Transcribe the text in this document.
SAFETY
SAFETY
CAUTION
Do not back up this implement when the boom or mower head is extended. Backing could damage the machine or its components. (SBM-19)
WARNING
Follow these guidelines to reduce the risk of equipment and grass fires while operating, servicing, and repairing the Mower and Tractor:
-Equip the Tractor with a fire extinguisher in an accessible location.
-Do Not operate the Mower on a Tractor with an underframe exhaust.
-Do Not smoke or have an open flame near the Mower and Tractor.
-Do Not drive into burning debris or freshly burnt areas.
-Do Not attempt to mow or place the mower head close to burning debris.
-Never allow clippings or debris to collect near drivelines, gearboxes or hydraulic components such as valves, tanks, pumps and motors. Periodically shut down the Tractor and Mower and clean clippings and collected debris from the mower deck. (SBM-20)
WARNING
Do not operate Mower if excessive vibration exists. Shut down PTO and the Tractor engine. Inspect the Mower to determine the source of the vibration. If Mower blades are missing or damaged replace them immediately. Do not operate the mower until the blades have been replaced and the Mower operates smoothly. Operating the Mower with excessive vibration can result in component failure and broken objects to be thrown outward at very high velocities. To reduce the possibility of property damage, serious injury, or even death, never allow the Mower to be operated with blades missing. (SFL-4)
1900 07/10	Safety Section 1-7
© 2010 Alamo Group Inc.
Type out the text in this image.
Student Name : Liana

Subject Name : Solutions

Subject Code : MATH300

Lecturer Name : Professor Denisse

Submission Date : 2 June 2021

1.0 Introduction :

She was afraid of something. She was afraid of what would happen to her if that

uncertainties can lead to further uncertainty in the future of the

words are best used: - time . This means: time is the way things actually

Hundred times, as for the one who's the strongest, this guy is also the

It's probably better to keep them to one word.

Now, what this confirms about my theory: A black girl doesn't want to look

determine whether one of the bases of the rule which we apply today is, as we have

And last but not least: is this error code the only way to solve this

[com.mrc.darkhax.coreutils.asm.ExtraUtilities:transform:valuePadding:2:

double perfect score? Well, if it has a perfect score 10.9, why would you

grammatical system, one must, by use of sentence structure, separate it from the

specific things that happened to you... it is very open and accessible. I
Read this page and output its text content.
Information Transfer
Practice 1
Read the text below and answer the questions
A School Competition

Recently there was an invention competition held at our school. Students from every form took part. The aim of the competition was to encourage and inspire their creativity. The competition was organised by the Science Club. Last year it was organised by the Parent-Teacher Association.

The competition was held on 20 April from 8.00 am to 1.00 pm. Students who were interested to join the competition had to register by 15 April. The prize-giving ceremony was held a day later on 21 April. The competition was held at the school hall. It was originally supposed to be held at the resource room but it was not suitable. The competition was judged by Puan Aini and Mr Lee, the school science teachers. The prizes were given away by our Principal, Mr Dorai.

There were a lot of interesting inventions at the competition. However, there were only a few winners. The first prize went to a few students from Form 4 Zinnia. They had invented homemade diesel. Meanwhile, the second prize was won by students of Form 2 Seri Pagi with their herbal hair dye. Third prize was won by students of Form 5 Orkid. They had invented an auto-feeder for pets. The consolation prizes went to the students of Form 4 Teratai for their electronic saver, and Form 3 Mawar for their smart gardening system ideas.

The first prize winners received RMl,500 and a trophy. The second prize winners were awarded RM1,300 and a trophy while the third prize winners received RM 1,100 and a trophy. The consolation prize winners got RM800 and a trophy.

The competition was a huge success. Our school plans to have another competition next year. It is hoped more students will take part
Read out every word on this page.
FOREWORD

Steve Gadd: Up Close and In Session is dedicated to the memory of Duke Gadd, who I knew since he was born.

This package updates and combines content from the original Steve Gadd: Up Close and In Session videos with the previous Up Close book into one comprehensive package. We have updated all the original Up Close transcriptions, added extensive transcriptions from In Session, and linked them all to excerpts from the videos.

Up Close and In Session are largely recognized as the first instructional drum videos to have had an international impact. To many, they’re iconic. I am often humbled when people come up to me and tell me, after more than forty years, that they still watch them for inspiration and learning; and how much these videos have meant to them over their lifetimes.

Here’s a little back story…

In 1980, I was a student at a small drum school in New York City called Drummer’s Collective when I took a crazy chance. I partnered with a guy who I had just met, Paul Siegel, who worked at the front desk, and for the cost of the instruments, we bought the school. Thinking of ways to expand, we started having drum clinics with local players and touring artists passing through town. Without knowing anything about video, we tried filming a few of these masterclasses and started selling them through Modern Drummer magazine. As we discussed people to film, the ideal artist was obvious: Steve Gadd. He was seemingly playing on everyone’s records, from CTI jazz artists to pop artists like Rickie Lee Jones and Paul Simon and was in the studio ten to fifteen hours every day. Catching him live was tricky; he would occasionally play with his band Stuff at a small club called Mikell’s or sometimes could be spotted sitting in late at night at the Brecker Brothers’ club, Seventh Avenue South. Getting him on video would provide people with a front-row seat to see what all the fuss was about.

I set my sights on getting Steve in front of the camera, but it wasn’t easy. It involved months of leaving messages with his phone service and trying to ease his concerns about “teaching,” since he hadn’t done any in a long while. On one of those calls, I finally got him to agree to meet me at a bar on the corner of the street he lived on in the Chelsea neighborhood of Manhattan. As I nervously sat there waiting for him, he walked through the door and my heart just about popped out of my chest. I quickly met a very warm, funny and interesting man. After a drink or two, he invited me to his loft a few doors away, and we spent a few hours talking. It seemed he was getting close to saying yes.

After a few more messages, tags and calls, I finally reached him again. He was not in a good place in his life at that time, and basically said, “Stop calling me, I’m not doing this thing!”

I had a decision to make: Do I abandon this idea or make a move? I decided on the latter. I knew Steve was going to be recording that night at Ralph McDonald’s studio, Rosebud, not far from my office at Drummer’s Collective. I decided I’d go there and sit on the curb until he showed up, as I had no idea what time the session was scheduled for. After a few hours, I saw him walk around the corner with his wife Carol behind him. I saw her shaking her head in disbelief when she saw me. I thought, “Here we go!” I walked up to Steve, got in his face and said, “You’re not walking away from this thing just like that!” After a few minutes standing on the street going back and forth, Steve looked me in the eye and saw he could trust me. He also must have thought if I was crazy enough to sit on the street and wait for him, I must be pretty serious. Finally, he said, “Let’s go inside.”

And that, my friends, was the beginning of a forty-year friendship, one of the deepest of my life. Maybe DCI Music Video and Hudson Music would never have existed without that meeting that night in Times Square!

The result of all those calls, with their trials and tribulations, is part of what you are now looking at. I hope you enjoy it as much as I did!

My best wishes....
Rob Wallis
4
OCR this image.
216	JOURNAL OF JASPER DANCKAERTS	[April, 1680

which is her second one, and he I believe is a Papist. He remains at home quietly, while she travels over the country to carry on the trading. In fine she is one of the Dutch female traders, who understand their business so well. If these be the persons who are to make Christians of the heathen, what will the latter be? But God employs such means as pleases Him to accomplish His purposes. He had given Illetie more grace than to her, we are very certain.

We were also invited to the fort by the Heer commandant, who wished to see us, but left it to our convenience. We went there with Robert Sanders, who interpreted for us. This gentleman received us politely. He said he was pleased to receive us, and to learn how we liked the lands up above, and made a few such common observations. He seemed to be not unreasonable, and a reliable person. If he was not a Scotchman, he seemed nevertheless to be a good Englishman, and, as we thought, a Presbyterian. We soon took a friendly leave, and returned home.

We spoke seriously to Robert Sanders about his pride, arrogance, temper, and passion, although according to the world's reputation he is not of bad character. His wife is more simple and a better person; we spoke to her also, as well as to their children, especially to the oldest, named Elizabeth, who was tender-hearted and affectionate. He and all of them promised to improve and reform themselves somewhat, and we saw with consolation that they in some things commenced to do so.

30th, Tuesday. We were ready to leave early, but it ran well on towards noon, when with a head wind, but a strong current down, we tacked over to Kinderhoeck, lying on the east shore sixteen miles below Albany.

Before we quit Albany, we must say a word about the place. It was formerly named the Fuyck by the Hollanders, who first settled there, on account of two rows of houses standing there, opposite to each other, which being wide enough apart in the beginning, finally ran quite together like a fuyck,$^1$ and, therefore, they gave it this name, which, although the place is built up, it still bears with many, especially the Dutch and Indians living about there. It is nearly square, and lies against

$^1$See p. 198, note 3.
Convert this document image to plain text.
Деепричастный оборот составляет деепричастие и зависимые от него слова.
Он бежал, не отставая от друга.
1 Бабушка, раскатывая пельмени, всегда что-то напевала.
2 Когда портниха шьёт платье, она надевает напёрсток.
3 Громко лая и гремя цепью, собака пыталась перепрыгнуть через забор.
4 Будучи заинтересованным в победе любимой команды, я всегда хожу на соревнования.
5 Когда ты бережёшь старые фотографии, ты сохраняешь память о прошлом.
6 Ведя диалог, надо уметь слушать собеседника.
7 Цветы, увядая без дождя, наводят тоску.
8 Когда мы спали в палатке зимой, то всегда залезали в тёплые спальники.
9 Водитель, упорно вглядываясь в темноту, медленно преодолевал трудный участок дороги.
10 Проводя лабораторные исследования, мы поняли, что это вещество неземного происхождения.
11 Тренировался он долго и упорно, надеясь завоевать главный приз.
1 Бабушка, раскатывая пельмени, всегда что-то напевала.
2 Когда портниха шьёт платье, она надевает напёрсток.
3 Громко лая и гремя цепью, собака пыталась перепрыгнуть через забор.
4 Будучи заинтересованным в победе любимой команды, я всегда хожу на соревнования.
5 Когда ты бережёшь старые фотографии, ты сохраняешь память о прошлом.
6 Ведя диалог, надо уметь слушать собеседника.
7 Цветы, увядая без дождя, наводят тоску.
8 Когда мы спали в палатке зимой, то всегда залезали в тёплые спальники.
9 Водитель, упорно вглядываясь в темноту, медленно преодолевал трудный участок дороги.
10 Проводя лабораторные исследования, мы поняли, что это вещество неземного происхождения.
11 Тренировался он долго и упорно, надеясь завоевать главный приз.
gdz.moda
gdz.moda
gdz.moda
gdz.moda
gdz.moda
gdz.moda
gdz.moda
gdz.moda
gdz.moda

--------------------------------------------------

From the listing above, return each line with the word "image".

Final answer:
Type out the text in this image.
OCR this image.
Convert this document image to plain text.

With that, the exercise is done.